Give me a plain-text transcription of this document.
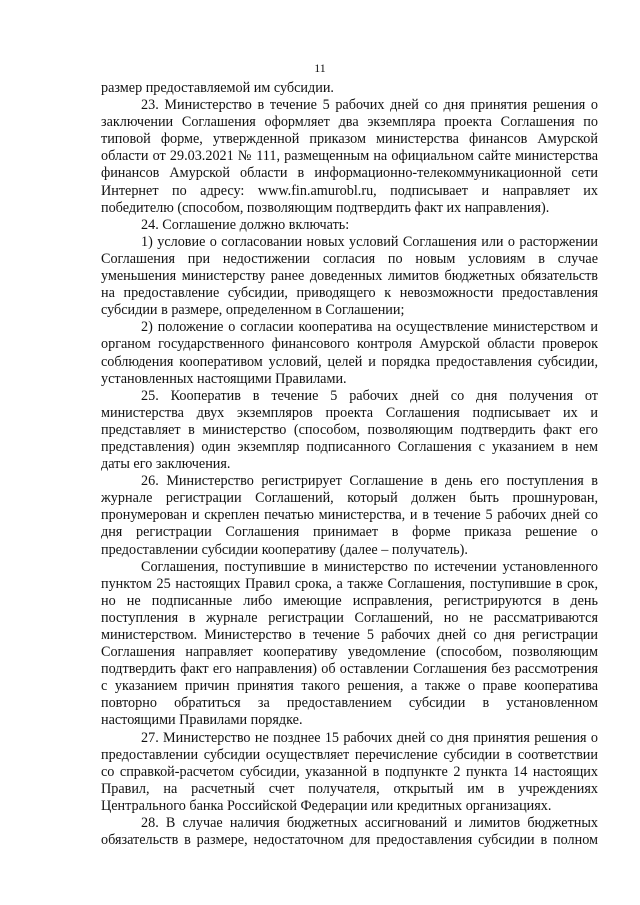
11
размер предоставляемой им субсидии.
23. Министерство в течение 5 рабочих дней со дня принятия решения о
заключении Соглашения оформляет два экземпляра проекта Соглашения по
типовой форме, утвержденной приказом министерства финансов Амурской
области от 29.03.2021 № 111, размещенным на официальном сайте министерства
финансов Амурской области в информационно-телекоммуникационной сети
Интернет по адресу: www.fin.amurobl.ru, подписывает и направляет их
победителю (способом, позволяющим подтвердить факт их направления).
24. Соглашение должно включать:
1) условие о согласовании новых условий Соглашения или о расторжении
Соглашения при недостижении согласия по новым условиям в случае
уменьшения министерству ранее доведенных лимитов бюджетных обязательств
на предоставление субсидии, приводящего к невозможности предоставления
субсидии в размере, определенном в Соглашении;
2) положение о согласии кооператива на осуществление министерством и
органом государственного финансового контроля Амурской области проверок
соблюдения кооперативом условий, целей и порядка предоставления субсидии,
установленных настоящими Правилами.
25. Кооператив в течение 5 рабочих дней со дня получения от
министерства двух экземпляров проекта Соглашения подписывает их и
представляет в министерство (способом, позволяющим подтвердить факт его
представления) один экземпляр подписанного Соглашения с указанием в нем
даты его заключения.
26. Министерство регистрирует Соглашение в день его поступления в
журнале регистрации Соглашений, который должен быть прошнурован,
пронумерован и скреплен печатью министерства, и в течение 5 рабочих дней со
дня регистрации Соглашения принимает в форме приказа решение о
предоставлении субсидии кооперативу (далее – получатель).
Соглашения, поступившие в министерство по истечении установленного
пунктом 25 настоящих Правил срока, а также Соглашения, поступившие в срок,
но не подписанные либо имеющие исправления, регистрируются в день
поступления в журнале регистрации Соглашений, но не рассматриваются
министерством. Министерство в течение 5 рабочих дней со дня регистрации
Соглашения направляет кооперативу уведомление (способом, позволяющим
подтвердить факт его направления) об оставлении Соглашения без рассмотрения
с указанием причин принятия такого решения, а также о праве кооператива
повторно обратиться за предоставлением субсидии в установленном
настоящими Правилами порядке.
27. Министерство не позднее 15 рабочих дней со дня принятия решения о
предоставлении субсидии осуществляет перечисление субсидии в соответствии
со справкой-расчетом субсидии, указанной в подпункте 2 пункта 14 настоящих
Правил, на расчетный счет получателя, открытый им в учреждениях
Центрального банка Российской Федерации или кредитных организациях.
28. В случае наличия бюджетных ассигнований и лимитов бюджетных
обязательств в размере, недостаточном для предоставления субсидии в полном
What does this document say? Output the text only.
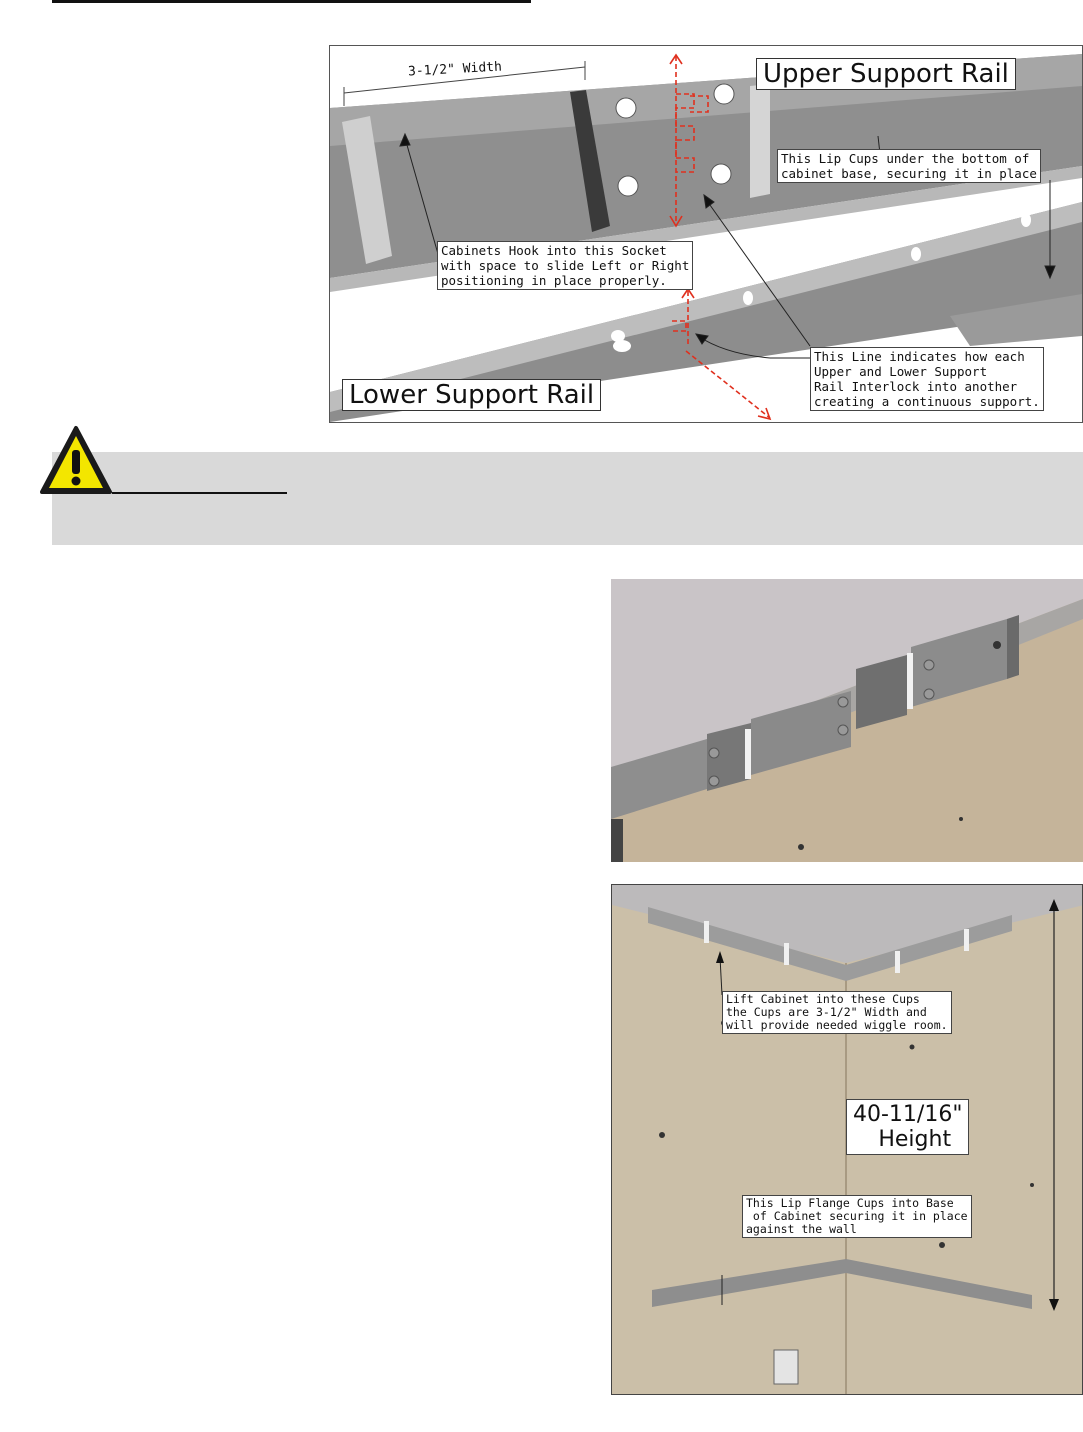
3-1/2" Width	Upper Support Rail
Lower Support Rail
This Lip Cups under the bottom of
cabinet base, securing it in place
Cabinets Hook into this Socket
with space to slide Left or Right
positioning in place properly.
This Line indicates how each
Upper and Lower Support
Rail Interlock into another
creating a continuous support.
Lift Cabinet into these Cups
the Cups are 3-1/2" Width and
will provide needed wiggle room.
40-11/16"
Height
This Lip Flange Cups into Base
of Cabinet securing it in place
against the wall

◆ PROBLEM DETAILS
Output only these lines, word for word: the line containing "What does this" and every line after it through the last line of the data. Omit the pictures.

◆ RESULT FOR THIS TASK
What does this document say? Output the text only.
3-1/2" Width	Upper Support Rail
Lower Support Rail
This Lip Cups under the bottom of
cabinet base, securing it in place
Cabinets Hook into this Socket
with space to slide Left or Right
positioning in place properly.
This Line indicates how each
Upper and Lower Support
Rail Interlock into another
creating a continuous support.
Lift Cabinet into these Cups
the Cups are 3-1/2" Width and
will provide needed wiggle room.
40-11/16"
Height
This Lip Flange Cups into Base
of Cabinet securing it in place
against the wall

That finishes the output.